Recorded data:
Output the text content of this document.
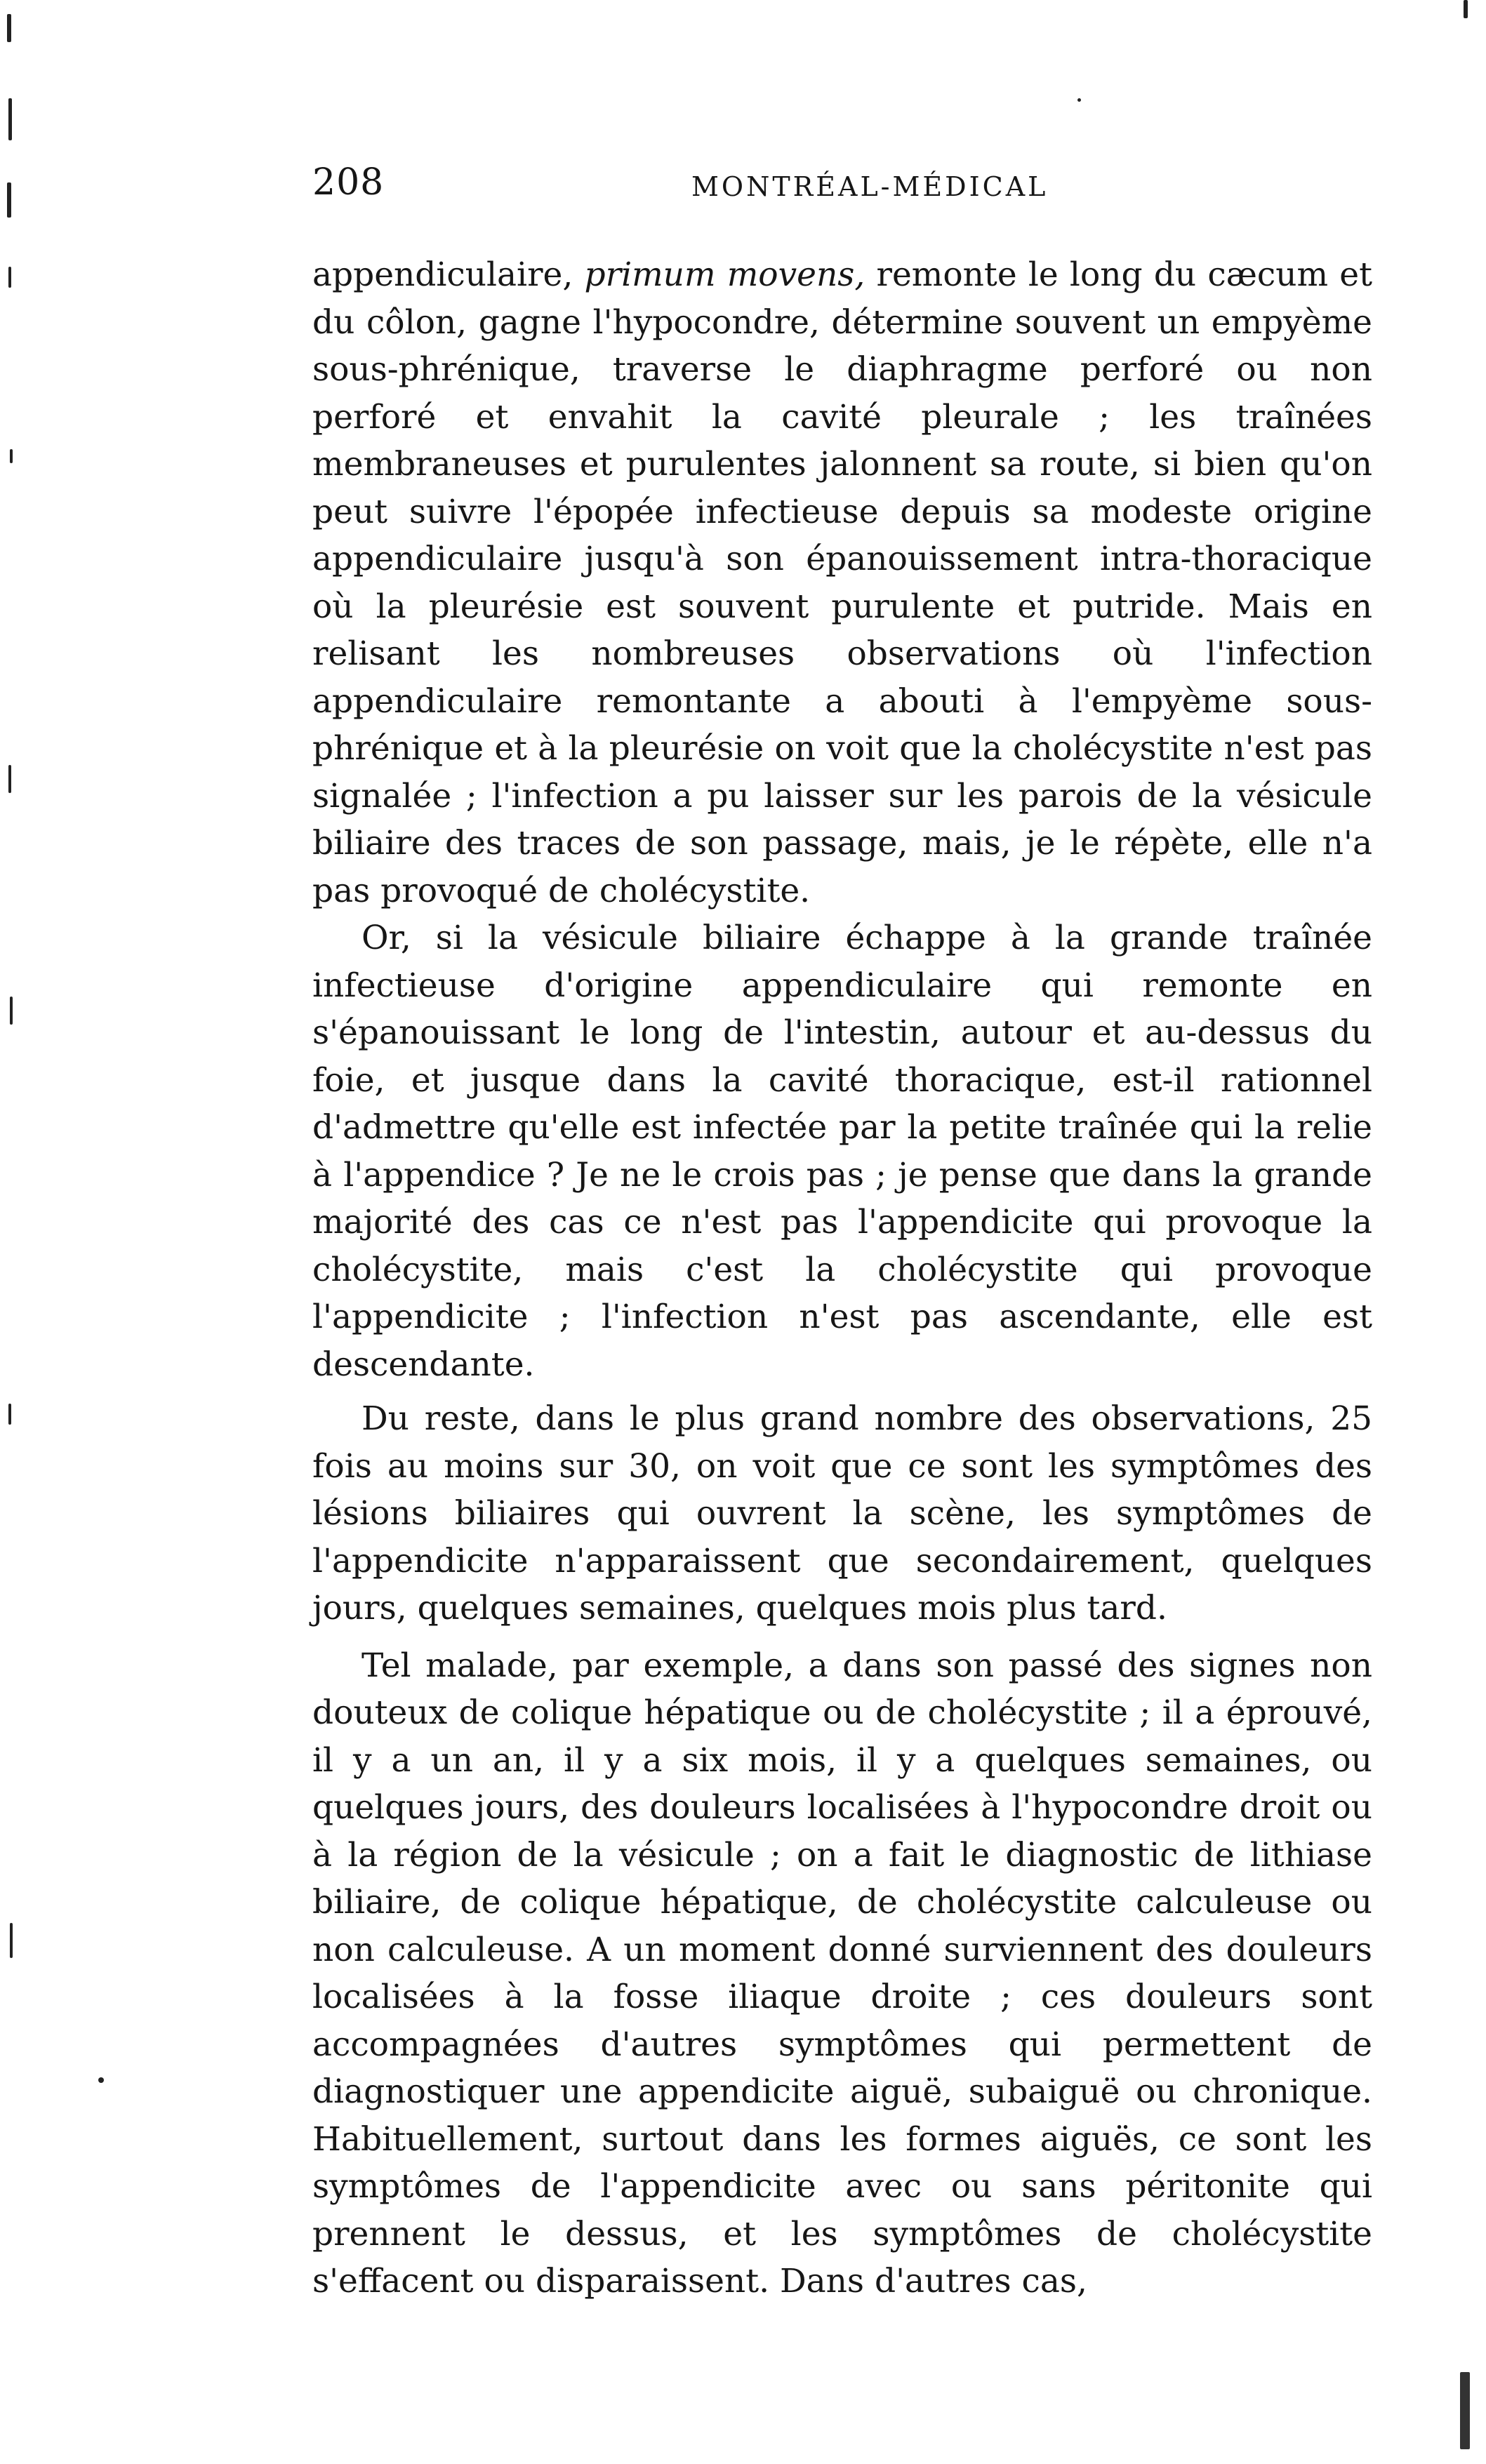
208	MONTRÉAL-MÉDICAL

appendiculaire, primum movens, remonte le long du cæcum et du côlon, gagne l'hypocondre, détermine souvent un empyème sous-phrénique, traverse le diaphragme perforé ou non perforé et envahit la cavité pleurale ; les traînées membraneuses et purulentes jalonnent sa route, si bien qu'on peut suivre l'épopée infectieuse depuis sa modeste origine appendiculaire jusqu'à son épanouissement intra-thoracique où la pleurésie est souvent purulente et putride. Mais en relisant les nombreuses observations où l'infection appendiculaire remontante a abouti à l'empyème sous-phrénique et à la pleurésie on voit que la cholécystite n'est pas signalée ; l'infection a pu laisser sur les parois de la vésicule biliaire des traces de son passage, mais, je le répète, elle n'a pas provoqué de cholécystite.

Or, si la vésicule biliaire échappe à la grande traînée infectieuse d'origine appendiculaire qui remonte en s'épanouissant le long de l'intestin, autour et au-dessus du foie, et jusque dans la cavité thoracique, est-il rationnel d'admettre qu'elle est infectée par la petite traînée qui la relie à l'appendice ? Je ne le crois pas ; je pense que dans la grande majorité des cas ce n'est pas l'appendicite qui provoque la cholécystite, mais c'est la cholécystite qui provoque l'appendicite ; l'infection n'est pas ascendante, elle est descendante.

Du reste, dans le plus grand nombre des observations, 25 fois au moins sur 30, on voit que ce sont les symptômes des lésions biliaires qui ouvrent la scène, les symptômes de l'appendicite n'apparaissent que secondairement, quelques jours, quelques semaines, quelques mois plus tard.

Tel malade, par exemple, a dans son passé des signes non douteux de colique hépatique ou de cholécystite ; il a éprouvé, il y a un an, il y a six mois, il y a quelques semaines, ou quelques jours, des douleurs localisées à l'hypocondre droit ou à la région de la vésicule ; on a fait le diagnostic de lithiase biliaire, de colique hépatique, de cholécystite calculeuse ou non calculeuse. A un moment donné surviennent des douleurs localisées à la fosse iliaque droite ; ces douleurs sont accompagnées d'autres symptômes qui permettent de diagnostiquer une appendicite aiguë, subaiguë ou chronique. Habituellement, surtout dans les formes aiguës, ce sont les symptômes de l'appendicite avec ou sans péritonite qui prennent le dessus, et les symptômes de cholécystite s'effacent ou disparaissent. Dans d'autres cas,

TO BE DONE >>
Print all of the entries word for word. Omit the pictures they contain.

EXPECTED OUTPUT >>
Output the text content of this document.
208	MONTRÉAL-MÉDICAL

appendiculaire, primum movens, remonte le long du cæcum et du côlon, gagne l'hypocondre, détermine souvent un empyème sous-phrénique, traverse le diaphragme perforé ou non perforé et envahit la cavité pleurale ; les traînées membraneuses et purulentes jalonnent sa route, si bien qu'on peut suivre l'épopée infectieuse depuis sa modeste origine appendiculaire jusqu'à son épanouissement intra-thoracique où la pleurésie est souvent purulente et putride. Mais en relisant les nombreuses observations où l'infection appendiculaire remontante a abouti à l'empyème sous-phrénique et à la pleurésie on voit que la cholécystite n'est pas signalée ; l'infection a pu laisser sur les parois de la vésicule biliaire des traces de son passage, mais, je le répète, elle n'a pas provoqué de cholécystite.

Or, si la vésicule biliaire échappe à la grande traînée infectieuse d'origine appendiculaire qui remonte en s'épanouissant le long de l'intestin, autour et au-dessus du foie, et jusque dans la cavité thoracique, est-il rationnel d'admettre qu'elle est infectée par la petite traînée qui la relie à l'appendice ? Je ne le crois pas ; je pense que dans la grande majorité des cas ce n'est pas l'appendicite qui provoque la cholécystite, mais c'est la cholécystite qui provoque l'appendicite ; l'infection n'est pas ascendante, elle est descendante.

Du reste, dans le plus grand nombre des observations, 25 fois au moins sur 30, on voit que ce sont les symptômes des lésions biliaires qui ouvrent la scène, les symptômes de l'appendicite n'apparaissent que secondairement, quelques jours, quelques semaines, quelques mois plus tard.

Tel malade, par exemple, a dans son passé des signes non douteux de colique hépatique ou de cholécystite ; il a éprouvé, il y a un an, il y a six mois, il y a quelques semaines, ou quelques jours, des douleurs localisées à l'hypocondre droit ou à la région de la vésicule ; on a fait le diagnostic de lithiase biliaire, de colique hépatique, de cholécystite calculeuse ou non calculeuse. A un moment donné surviennent des douleurs localisées à la fosse iliaque droite ; ces douleurs sont accompagnées d'autres symptômes qui permettent de diagnostiquer une appendicite aiguë, subaiguë ou chronique. Habituellement, surtout dans les formes aiguës, ce sont les symptômes de l'appendicite avec ou sans péritonite qui prennent le dessus, et les symptômes de cholécystite s'effacent ou disparaissent. Dans d'autres cas,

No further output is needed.